Gather every line in the records below that contains the word "made".

----

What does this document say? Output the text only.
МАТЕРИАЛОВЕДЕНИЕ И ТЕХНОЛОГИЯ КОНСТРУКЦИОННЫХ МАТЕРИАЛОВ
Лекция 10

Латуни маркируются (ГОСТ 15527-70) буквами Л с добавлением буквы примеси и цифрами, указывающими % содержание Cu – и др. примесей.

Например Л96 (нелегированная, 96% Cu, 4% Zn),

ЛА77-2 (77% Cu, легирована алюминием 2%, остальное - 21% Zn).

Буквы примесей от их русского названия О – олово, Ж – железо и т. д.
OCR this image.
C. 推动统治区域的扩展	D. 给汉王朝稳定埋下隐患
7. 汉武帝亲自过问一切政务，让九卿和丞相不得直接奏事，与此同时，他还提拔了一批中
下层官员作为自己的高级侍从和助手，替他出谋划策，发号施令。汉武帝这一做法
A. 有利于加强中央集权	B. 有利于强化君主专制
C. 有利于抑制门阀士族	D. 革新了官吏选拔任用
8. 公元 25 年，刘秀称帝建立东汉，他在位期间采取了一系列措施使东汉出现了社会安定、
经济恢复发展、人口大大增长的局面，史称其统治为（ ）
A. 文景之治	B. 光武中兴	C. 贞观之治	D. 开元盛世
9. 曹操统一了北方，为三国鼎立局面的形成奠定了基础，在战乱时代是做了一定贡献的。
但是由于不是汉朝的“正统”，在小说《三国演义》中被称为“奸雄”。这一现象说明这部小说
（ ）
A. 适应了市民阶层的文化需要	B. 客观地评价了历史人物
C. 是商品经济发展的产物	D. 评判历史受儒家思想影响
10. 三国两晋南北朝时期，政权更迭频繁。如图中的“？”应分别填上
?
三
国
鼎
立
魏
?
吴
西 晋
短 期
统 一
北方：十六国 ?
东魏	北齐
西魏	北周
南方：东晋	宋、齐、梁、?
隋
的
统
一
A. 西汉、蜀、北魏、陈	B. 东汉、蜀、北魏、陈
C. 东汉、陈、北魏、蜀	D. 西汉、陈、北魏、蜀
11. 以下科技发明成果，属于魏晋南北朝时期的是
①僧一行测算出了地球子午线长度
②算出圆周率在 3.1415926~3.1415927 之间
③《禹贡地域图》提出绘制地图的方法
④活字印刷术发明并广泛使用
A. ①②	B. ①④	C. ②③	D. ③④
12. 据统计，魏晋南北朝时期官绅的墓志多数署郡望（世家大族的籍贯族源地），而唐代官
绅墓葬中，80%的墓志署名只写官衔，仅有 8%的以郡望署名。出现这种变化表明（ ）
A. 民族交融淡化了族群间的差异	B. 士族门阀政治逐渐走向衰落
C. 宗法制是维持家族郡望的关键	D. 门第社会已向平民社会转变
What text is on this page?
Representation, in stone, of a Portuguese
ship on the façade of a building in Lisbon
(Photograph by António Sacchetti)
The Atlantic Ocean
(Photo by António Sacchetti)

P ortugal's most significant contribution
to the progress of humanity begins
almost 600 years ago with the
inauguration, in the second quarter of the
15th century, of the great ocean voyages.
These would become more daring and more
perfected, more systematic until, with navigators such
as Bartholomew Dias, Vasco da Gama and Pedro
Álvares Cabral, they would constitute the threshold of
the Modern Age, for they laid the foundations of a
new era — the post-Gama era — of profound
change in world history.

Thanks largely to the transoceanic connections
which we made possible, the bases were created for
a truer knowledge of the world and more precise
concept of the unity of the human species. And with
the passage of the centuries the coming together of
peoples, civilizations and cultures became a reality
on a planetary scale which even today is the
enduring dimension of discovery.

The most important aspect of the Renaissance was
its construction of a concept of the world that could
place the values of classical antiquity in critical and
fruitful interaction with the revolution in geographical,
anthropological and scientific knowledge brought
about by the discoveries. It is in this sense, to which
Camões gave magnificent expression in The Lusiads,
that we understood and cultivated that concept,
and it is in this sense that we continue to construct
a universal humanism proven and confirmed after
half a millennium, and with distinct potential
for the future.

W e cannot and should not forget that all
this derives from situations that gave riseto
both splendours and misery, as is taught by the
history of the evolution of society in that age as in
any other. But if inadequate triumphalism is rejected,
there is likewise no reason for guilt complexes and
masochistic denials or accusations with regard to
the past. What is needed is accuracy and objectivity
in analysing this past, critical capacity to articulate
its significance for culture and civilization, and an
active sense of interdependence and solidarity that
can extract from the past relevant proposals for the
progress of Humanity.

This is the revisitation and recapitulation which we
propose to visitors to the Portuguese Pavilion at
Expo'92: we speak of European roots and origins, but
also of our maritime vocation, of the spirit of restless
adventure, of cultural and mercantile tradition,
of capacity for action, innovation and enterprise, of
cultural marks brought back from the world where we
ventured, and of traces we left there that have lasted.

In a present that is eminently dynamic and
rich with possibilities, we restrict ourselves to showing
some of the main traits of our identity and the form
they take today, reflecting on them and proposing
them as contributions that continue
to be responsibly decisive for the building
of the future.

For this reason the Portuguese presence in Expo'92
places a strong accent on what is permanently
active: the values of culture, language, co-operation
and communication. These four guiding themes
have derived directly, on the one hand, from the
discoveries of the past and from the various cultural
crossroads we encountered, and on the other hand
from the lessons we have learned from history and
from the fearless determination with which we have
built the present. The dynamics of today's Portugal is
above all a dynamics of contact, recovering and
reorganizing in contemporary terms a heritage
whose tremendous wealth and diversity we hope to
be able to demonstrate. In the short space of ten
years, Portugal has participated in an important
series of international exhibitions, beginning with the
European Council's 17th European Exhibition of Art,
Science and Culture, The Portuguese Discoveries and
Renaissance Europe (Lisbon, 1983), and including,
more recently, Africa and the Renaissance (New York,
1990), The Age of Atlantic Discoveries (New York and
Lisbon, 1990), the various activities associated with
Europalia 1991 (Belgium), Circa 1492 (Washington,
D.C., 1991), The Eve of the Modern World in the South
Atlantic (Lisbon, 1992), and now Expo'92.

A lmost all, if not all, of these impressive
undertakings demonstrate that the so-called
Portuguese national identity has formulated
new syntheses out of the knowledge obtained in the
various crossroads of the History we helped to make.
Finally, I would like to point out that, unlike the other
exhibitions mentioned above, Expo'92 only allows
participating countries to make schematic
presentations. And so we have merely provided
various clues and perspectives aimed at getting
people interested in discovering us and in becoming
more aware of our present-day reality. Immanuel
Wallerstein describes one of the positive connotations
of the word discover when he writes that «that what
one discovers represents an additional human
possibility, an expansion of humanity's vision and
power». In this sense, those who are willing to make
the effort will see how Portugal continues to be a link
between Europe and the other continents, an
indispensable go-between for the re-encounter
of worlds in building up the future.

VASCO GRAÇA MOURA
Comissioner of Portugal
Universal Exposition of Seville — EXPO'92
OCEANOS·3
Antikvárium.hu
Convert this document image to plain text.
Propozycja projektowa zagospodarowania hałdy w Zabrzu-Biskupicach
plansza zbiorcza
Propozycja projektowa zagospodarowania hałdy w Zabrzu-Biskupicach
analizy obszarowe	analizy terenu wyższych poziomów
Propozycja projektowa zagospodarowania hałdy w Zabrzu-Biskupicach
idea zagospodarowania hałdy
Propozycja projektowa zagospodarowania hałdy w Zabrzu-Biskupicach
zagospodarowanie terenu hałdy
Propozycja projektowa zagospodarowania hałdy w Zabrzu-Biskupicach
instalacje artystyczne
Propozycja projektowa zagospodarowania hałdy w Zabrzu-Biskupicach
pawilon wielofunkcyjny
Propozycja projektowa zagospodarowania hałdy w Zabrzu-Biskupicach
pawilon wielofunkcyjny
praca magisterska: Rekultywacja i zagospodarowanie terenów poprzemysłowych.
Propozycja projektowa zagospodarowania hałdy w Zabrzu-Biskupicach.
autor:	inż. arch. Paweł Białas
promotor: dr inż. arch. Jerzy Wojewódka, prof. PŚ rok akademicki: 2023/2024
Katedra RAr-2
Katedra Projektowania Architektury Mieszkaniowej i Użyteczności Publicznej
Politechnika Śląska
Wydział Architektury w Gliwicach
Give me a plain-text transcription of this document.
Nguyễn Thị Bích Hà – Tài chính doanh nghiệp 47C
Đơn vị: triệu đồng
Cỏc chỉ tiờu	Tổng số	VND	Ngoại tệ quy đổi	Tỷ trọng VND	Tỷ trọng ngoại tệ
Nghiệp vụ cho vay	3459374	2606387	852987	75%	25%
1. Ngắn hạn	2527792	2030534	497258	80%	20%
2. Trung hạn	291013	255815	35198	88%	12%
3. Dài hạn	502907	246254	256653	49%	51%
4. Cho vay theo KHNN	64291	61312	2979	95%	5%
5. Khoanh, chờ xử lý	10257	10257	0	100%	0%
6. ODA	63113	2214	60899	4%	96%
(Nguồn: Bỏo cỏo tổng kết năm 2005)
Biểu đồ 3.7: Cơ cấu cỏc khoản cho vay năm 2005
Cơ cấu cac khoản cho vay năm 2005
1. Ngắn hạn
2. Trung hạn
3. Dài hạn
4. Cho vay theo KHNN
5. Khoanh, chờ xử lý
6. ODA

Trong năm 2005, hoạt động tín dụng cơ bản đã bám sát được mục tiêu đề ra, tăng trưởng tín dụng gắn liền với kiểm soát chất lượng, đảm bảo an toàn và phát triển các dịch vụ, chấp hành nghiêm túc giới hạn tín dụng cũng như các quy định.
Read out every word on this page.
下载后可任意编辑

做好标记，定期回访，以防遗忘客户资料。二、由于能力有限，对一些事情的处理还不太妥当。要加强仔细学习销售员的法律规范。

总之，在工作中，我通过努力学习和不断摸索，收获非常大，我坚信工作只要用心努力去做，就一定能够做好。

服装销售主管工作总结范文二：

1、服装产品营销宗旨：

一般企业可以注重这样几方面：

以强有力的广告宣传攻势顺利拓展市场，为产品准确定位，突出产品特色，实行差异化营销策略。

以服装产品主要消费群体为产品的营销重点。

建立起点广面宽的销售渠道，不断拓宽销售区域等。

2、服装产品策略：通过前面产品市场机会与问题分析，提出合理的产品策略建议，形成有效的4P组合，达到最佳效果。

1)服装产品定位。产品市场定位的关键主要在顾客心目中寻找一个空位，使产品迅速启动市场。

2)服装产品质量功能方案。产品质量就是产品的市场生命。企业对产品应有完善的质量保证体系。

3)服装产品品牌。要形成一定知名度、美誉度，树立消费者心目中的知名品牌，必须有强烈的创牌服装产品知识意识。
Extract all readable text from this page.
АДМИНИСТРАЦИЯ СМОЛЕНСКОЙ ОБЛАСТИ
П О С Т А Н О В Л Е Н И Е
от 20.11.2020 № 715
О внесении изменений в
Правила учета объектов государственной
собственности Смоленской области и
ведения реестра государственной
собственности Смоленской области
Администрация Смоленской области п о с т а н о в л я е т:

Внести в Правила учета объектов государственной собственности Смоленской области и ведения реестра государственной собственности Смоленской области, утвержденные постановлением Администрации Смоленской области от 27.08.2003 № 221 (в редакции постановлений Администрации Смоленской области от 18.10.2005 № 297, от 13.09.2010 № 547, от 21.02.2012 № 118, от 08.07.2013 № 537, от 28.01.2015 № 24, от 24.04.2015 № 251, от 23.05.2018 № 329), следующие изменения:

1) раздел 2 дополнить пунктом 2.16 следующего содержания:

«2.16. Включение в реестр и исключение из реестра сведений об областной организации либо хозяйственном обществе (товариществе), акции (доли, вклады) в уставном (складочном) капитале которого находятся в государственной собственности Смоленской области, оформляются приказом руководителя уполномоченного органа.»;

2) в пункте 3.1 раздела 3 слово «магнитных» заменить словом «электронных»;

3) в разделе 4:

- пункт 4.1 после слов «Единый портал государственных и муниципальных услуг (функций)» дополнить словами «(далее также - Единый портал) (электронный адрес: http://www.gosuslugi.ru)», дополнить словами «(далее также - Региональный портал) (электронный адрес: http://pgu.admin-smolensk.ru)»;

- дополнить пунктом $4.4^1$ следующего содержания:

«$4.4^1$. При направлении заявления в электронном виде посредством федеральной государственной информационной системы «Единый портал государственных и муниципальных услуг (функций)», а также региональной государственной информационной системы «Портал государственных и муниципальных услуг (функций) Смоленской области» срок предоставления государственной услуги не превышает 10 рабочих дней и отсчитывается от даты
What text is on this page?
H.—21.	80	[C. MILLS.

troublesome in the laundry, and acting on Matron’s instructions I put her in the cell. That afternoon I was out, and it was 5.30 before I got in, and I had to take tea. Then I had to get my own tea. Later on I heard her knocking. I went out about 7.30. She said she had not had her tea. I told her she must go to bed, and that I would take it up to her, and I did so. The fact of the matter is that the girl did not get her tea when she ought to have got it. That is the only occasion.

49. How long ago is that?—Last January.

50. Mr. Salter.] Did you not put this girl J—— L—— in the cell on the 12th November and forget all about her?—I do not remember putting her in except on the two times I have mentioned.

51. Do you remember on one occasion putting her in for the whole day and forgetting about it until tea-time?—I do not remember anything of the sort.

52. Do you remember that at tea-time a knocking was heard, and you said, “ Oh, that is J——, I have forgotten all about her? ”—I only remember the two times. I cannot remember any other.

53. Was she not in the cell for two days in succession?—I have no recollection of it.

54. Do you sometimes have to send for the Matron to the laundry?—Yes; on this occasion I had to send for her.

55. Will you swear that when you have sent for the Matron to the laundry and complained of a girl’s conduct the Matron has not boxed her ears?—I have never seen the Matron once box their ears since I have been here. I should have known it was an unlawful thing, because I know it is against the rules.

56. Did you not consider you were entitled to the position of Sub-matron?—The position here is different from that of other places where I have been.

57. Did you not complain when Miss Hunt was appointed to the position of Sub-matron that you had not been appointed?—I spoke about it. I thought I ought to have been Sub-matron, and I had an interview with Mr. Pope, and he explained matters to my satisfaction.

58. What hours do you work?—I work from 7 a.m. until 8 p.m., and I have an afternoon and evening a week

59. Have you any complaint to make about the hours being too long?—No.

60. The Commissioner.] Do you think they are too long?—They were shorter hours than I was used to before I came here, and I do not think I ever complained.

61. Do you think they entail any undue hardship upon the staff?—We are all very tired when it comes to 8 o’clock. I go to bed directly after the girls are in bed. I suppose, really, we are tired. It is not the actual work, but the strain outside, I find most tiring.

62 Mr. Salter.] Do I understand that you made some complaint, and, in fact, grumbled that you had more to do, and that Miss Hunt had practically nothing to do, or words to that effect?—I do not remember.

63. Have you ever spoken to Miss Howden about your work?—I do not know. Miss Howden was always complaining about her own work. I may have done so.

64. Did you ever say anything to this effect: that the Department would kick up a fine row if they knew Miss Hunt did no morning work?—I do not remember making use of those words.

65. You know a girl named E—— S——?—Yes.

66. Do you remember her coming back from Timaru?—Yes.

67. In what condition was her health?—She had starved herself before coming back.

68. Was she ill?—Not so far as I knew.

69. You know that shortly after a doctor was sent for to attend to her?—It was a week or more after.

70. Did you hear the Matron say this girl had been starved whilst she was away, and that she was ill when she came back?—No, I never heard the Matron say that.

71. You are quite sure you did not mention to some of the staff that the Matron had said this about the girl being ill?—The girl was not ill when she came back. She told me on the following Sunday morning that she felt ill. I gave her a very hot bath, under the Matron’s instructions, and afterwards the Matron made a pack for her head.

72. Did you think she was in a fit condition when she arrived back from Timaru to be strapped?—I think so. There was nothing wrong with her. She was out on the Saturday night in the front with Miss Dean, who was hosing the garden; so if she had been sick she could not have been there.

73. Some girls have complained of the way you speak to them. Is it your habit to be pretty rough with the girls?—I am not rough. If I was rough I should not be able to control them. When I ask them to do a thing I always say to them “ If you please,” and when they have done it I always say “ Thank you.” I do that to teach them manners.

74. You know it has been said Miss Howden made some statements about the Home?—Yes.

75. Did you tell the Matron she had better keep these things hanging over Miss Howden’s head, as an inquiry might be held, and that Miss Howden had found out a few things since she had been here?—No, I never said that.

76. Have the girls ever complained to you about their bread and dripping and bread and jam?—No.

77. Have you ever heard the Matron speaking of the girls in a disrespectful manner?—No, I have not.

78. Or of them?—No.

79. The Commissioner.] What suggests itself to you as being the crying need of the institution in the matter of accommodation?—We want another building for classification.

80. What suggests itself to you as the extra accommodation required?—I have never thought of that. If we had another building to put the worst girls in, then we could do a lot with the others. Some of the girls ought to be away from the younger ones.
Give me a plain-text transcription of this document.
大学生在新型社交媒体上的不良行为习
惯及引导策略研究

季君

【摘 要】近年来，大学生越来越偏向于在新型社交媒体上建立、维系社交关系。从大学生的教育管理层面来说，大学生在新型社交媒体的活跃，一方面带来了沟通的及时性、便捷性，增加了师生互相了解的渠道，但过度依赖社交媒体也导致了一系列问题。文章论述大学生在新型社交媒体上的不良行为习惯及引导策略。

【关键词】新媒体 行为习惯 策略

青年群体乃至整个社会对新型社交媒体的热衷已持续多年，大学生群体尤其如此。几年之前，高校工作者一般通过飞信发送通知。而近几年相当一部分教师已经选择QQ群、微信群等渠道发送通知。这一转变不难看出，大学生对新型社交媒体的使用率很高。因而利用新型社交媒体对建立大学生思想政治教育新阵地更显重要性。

----

- ANSWER IN FULL:
which we made possible, the bases were created for
62 Mr. Salter.] Do I understand that you made some complaint, and, in fact, grumbled that you had more to do, and that Miss Hunt had practically nothing to do, or words to that effect?—I do not remember.
71. You are quite sure you did not mention to some of the staff that the Matron had said this about the girl being ill?—The girl was not ill when she came back. She told me on the following Sunday morning that she felt ill. I gave her a very hot bath, under the Matron’s instructions, and afterwards the Matron made a pack for her head.
74. You know it has been said Miss Howden made some statements about the Home?—Yes.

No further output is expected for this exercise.